Structured figure records
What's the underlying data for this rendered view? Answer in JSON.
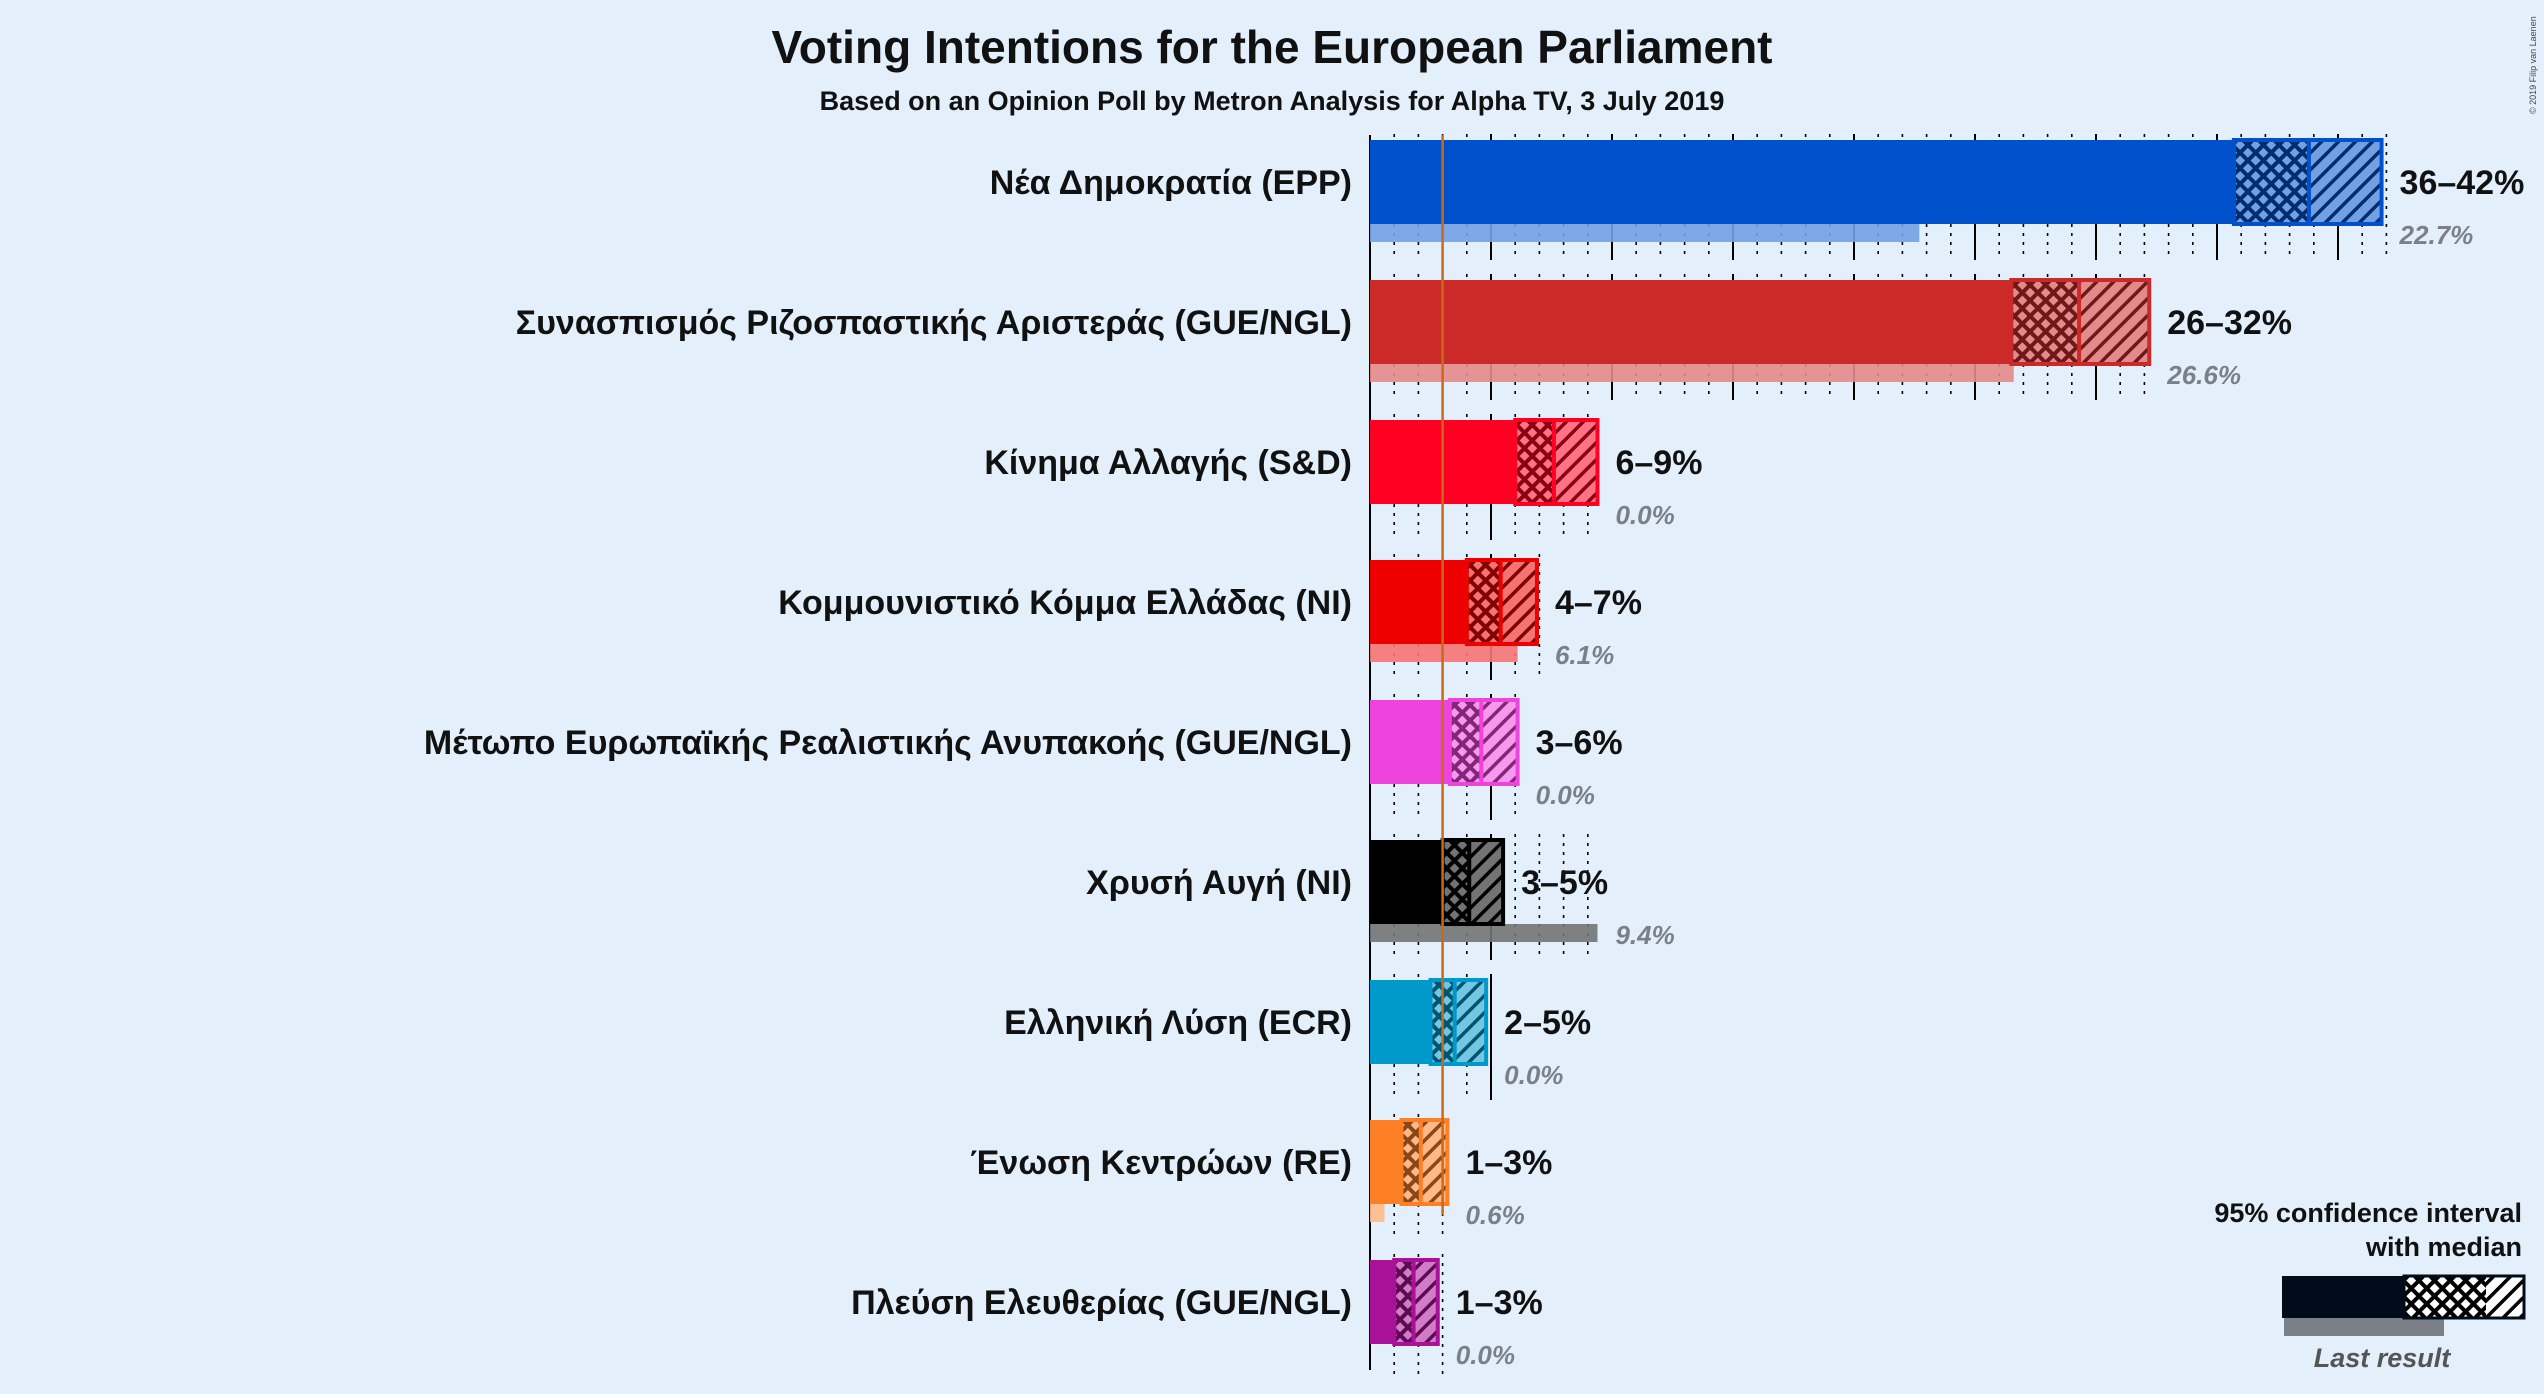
{
  "chart_data": {
    "type": "bar",
    "title": "Voting Intentions for the European Parliament",
    "subtitle": "Based on an Opinion Poll by Metron Analysis for Alpha TV, 3 July 2019",
    "copyright": "© 2019 Filip van Laenen",
    "x_unit": "%",
    "xlim": [
      0,
      42
    ],
    "threshold": 3,
    "categories": [
      "Νέα Δημοκρατία (EPP)",
      "Συνασπισμός Ριζοσπαστικής Αριστεράς (GUE/NGL)",
      "Κίνημα Αλλαγής (S&D)",
      "Κομμουνιστικό Κόμμα Ελλάδας (NI)",
      "Μέτωπο Ευρωπαϊκής Ρεαλιστικής Ανυπακοής (GUE/NGL)",
      "Χρυσή Αυγή (NI)",
      "Ελληνική Λύση (ECR)",
      "Ένωση Κεντρώων (RE)",
      "Πλεύση Ελευθερίας (GUE/NGL)"
    ],
    "parties": [
      {
        "name": "Νέα Δημοκρατία (EPP)",
        "color": "#0052cc",
        "ci_low": 35.7,
        "median": 38.8,
        "ci_high": 41.8,
        "range_label": "36–42%",
        "last_result": 22.7,
        "last_label": "22.7%"
      },
      {
        "name": "Συνασπισμός Ριζοσπαστικής Αριστεράς (GUE/NGL)",
        "color": "#cc2929",
        "ci_low": 26.5,
        "median": 29.3,
        "ci_high": 32.2,
        "range_label": "26–32%",
        "last_result": 26.6,
        "last_label": "26.6%"
      },
      {
        "name": "Κίνημα Αλλαγής (S&D)",
        "color": "#ff0022",
        "ci_low": 6.0,
        "median": 7.6,
        "ci_high": 9.4,
        "range_label": "6–9%",
        "last_result": 0.0,
        "last_label": "0.0%"
      },
      {
        "name": "Κομμουνιστικό Κόμμα Ελλάδας (NI)",
        "color": "#ee0000",
        "ci_low": 4.0,
        "median": 5.4,
        "ci_high": 6.9,
        "range_label": "4–7%",
        "last_result": 6.1,
        "last_label": "6.1%"
      },
      {
        "name": "Μέτωπο Ευρωπαϊκής Ρεαλιστικής Ανυπακοής (GUE/NGL)",
        "color": "#ee44dd",
        "ci_low": 3.3,
        "median": 4.6,
        "ci_high": 6.1,
        "range_label": "3–6%",
        "last_result": 0.0,
        "last_label": "0.0%"
      },
      {
        "name": "Χρυσή Αυγή (NI)",
        "color": "#000000",
        "ci_low": 3.0,
        "median": 4.1,
        "ci_high": 5.5,
        "range_label": "3–5%",
        "last_result": 9.4,
        "last_label": "9.4%"
      },
      {
        "name": "Ελληνική Λύση (ECR)",
        "color": "#0099cc",
        "ci_low": 2.5,
        "median": 3.5,
        "ci_high": 4.8,
        "range_label": "2–5%",
        "last_result": 0.0,
        "last_label": "0.0%"
      },
      {
        "name": "Ένωση Κεντρώων (RE)",
        "color": "#ff7f27",
        "ci_low": 1.3,
        "median": 2.1,
        "ci_high": 3.2,
        "range_label": "1–3%",
        "last_result": 0.6,
        "last_label": "0.6%"
      },
      {
        "name": "Πλεύση Ελευθερίας (GUE/NGL)",
        "color": "#aa1199",
        "ci_low": 1.0,
        "median": 1.8,
        "ci_high": 2.8,
        "range_label": "1–3%",
        "last_result": 0.0,
        "last_label": "0.0%"
      }
    ],
    "legend": {
      "line1": "95% confidence interval",
      "line2": "with median",
      "last_result": "Last result",
      "placement": "bottom-right"
    }
  }
}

Problem to solve:
Check every line of the data above for the string "Κεντρώων", and copy those that have it.

The reply:
      "Ένωση Κεντρώων (RE)",
        "name": "Ένωση Κεντρώων (RE)",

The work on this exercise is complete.